RECORDS SHOWN.

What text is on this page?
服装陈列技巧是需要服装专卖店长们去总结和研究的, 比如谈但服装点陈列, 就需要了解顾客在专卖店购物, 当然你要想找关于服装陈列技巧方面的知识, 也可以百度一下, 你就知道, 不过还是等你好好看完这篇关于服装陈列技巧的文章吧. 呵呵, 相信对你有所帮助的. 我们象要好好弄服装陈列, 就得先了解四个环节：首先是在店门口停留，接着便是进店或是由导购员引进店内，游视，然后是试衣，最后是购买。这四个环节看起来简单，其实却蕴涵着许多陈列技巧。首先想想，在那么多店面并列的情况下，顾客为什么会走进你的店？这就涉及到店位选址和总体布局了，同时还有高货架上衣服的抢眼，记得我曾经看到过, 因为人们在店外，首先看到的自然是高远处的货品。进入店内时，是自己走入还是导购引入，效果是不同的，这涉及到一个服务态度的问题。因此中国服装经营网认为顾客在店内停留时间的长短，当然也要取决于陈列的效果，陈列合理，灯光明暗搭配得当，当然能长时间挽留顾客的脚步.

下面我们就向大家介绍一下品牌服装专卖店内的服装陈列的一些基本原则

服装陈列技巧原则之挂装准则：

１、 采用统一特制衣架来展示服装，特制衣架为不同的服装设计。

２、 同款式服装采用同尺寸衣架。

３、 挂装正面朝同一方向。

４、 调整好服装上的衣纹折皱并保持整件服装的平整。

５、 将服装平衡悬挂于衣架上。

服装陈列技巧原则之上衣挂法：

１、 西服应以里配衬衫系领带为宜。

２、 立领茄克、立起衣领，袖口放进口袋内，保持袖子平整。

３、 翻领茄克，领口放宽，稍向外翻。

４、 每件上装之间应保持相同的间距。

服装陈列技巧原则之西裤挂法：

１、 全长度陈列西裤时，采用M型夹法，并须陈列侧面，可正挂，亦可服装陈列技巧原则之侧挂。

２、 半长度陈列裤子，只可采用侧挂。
---
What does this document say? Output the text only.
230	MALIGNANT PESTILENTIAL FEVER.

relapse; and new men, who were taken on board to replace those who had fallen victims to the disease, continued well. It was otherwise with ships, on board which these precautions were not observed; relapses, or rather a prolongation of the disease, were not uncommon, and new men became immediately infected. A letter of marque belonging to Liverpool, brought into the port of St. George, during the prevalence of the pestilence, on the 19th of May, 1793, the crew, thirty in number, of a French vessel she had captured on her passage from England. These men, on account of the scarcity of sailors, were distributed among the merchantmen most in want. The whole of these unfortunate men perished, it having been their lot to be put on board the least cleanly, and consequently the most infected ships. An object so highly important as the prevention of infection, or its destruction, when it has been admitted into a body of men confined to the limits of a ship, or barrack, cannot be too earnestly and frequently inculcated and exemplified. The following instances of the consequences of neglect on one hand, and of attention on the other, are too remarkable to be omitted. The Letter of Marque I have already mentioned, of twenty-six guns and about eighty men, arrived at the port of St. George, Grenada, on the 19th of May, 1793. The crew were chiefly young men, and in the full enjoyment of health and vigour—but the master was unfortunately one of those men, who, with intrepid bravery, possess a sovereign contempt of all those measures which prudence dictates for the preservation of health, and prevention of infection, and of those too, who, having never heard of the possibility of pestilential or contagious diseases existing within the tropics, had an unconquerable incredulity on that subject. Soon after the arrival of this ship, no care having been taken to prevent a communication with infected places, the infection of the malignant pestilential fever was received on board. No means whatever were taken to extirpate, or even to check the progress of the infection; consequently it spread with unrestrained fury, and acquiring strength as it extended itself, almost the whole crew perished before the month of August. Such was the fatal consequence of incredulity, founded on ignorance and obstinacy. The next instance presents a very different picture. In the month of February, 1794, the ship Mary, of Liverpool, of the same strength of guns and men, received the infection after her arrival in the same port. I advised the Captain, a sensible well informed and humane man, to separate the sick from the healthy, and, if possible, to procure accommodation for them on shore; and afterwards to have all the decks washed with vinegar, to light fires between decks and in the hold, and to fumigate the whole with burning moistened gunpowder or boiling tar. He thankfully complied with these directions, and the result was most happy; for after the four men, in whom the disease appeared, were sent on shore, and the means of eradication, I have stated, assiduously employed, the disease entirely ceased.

PROBLEM TO WORK ON. Look over the records above and copy each line that includes the string "text".

TASK SOLUTION.
What text is on this page?
What does this document say? Output the text only.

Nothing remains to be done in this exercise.